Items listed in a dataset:
__________________________________________________
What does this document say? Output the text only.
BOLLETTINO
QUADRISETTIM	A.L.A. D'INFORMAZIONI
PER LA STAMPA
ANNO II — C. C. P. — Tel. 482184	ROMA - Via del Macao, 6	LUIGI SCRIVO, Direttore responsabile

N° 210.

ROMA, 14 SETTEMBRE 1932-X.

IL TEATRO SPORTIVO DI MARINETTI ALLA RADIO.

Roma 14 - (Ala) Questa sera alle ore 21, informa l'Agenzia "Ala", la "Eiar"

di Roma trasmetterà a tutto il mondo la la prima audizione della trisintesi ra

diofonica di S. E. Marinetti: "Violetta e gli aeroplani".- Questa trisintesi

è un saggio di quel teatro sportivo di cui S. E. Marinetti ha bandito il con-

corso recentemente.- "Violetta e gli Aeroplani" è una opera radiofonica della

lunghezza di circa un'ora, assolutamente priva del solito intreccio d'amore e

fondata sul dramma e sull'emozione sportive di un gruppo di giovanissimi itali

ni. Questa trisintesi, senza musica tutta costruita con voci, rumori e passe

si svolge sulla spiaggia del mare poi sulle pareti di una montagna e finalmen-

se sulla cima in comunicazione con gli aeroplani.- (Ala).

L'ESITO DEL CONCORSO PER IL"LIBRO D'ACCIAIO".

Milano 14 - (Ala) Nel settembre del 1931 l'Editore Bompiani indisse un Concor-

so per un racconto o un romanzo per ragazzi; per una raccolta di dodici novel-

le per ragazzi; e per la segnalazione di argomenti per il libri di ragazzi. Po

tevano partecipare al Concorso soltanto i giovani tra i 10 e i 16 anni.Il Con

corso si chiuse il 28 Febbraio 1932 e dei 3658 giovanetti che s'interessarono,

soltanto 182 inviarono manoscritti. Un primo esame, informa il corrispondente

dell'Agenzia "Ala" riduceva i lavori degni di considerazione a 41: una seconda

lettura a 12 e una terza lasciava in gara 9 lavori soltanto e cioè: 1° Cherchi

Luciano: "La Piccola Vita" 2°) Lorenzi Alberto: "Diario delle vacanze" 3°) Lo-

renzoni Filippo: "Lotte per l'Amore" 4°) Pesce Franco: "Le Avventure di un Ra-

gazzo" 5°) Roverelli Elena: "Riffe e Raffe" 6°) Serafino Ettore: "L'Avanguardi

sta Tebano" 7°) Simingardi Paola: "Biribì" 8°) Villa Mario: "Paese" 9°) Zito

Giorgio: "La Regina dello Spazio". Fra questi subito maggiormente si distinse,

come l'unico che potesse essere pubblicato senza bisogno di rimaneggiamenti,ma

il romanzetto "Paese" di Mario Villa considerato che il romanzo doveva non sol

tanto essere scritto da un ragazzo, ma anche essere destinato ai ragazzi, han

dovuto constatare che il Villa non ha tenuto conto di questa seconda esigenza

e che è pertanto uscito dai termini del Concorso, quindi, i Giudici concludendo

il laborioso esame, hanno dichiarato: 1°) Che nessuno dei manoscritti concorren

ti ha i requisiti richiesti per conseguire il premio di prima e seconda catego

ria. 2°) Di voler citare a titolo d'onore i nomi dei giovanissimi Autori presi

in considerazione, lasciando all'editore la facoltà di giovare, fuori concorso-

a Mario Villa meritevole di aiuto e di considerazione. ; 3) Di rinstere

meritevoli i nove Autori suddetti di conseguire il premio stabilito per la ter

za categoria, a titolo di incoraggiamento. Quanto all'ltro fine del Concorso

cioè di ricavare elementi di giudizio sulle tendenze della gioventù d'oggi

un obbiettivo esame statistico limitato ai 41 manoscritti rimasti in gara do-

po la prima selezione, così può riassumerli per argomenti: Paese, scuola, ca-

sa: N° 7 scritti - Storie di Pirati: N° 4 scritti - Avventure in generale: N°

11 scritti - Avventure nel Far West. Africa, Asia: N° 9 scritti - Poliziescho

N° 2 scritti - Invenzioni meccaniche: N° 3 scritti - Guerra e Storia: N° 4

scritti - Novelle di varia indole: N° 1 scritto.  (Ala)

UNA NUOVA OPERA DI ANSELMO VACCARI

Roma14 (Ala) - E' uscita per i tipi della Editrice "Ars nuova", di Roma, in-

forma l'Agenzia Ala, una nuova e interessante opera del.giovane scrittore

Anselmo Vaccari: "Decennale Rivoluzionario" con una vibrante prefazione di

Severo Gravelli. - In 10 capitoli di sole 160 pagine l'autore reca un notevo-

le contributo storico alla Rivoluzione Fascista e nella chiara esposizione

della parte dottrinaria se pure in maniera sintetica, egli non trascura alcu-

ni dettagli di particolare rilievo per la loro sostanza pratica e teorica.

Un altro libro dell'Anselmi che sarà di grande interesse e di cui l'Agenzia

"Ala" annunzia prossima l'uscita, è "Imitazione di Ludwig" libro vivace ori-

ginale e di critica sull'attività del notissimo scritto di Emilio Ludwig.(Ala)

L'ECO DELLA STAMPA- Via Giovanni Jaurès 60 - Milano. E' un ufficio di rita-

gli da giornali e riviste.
__________________________________________________
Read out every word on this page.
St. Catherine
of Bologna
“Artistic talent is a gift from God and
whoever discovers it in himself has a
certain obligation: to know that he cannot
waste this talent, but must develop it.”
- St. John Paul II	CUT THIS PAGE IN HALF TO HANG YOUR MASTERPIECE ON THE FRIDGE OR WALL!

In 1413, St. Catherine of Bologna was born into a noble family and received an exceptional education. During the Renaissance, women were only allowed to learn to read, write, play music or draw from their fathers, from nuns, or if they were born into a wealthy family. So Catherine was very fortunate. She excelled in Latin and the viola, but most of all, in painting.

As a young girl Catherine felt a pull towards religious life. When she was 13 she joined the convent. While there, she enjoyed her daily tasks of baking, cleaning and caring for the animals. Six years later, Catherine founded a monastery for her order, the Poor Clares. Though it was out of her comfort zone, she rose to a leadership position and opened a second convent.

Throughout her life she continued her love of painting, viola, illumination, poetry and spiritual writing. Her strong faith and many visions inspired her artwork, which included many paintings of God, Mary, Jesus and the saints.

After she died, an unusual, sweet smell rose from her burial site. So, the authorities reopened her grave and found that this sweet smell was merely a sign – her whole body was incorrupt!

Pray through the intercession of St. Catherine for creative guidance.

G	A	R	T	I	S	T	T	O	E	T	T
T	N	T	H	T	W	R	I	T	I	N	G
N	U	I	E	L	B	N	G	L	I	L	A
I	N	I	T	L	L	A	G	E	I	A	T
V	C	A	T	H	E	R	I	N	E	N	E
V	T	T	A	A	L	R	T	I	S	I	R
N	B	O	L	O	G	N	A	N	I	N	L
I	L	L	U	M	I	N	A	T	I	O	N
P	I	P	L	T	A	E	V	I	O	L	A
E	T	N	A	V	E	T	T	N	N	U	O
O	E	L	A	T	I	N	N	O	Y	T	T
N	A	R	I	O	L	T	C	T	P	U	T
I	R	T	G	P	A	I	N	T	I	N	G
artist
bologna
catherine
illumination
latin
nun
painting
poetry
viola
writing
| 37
__________________________________________________
*Task statement*
Provide the number of lines in these entries that hold the word "Milano", without any accompanying text.

*The completed task*
2